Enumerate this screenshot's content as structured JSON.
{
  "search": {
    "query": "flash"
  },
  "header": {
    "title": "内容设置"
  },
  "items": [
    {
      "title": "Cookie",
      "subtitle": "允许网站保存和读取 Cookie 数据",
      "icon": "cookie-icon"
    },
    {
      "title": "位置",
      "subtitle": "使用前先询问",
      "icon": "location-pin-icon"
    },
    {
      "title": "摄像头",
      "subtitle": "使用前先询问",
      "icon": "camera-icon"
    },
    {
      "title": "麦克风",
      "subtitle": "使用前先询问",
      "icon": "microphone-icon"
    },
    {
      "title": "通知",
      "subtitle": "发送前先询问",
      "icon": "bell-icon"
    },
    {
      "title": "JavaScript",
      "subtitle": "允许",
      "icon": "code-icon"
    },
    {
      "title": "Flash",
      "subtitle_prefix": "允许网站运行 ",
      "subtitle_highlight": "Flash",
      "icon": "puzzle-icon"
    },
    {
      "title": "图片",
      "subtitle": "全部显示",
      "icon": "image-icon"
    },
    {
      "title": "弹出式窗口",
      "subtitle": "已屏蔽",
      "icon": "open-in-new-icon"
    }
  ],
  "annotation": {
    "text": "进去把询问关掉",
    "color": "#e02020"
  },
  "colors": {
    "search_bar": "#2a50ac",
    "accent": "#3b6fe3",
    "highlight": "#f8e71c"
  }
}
---
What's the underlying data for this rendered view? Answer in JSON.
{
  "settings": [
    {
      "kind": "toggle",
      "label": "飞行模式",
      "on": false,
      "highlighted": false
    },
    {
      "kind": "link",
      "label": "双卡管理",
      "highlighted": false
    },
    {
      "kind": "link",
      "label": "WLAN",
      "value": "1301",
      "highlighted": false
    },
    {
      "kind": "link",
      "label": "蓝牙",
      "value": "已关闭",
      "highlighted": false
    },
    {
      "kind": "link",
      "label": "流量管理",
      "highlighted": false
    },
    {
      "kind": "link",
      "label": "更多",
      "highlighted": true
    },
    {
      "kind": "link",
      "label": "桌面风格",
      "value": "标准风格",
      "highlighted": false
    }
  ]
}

» Work to be completed
Look through the entries above; copy every line holding the string "JSON".

» Answer to the problem
Enumerate this screenshot's content as structured JSON.
What's the underlying data for this rendered view? Answer in JSON.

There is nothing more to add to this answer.